§ **Given exercise**
Find the string "name" in the records. Copy every line it appears in.

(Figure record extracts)
»»

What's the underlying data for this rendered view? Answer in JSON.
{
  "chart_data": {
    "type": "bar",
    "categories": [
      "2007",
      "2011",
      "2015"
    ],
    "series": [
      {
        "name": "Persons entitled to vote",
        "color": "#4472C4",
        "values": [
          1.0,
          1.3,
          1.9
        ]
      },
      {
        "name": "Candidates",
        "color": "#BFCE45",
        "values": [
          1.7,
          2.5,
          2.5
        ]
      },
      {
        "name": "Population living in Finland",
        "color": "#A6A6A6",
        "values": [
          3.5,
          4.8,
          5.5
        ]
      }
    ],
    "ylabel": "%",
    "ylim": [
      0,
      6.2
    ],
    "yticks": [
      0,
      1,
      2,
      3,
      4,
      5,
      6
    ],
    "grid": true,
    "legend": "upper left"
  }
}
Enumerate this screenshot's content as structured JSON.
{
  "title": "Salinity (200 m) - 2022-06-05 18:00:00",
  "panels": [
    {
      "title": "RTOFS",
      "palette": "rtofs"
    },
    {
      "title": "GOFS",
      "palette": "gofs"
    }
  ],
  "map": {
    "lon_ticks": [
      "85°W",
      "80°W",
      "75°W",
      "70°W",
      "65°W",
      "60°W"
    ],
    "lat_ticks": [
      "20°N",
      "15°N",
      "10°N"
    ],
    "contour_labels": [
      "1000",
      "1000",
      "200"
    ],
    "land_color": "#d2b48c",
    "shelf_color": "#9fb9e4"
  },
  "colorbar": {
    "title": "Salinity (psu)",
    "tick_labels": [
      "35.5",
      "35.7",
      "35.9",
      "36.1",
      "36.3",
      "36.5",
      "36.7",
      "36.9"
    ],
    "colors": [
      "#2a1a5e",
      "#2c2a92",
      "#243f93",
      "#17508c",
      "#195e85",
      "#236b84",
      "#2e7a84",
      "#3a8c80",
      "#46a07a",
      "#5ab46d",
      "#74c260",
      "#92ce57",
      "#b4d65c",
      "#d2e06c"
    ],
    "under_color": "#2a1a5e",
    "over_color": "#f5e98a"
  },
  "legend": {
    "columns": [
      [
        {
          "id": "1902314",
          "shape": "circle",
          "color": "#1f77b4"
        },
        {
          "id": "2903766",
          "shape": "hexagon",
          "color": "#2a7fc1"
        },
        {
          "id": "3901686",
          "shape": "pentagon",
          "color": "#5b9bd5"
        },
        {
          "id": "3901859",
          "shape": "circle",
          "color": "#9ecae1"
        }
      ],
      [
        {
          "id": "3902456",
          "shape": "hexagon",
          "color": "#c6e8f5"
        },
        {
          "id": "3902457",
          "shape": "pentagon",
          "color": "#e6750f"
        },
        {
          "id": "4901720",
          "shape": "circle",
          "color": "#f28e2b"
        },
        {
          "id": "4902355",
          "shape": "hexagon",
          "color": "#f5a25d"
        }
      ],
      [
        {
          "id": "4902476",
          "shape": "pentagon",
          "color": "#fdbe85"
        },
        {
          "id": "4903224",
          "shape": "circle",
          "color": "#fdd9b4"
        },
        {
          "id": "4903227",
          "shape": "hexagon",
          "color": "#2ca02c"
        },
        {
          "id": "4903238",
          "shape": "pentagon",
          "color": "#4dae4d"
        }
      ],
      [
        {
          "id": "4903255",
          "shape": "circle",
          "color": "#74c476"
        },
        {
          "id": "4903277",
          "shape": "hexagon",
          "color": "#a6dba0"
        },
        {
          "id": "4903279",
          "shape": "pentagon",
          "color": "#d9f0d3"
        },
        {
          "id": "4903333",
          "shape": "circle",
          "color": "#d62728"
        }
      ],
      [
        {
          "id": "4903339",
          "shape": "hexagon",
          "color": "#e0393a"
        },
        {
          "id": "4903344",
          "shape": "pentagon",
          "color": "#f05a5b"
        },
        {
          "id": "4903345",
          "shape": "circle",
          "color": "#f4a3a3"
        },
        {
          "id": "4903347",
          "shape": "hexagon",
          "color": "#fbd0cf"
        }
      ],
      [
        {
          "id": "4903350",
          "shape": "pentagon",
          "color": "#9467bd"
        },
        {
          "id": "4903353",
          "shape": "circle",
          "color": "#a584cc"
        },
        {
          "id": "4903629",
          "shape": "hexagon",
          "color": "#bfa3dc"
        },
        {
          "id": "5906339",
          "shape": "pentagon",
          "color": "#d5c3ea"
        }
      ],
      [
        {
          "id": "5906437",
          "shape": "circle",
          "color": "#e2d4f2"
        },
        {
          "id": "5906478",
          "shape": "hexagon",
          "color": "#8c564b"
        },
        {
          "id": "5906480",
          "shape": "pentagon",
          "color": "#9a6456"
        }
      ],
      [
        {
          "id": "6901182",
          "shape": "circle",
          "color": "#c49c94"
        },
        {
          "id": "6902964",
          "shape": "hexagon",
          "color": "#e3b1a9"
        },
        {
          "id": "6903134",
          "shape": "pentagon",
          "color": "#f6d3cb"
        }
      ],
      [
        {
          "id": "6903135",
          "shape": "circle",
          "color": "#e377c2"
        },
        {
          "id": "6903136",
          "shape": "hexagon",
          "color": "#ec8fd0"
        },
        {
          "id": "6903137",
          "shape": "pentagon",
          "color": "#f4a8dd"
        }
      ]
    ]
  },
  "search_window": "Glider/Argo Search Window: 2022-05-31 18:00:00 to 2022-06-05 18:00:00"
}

««

§ **The response**
        "name": "Persons entitled to vote",
        "name": "Candidates",
        "name": "Population living in Finland",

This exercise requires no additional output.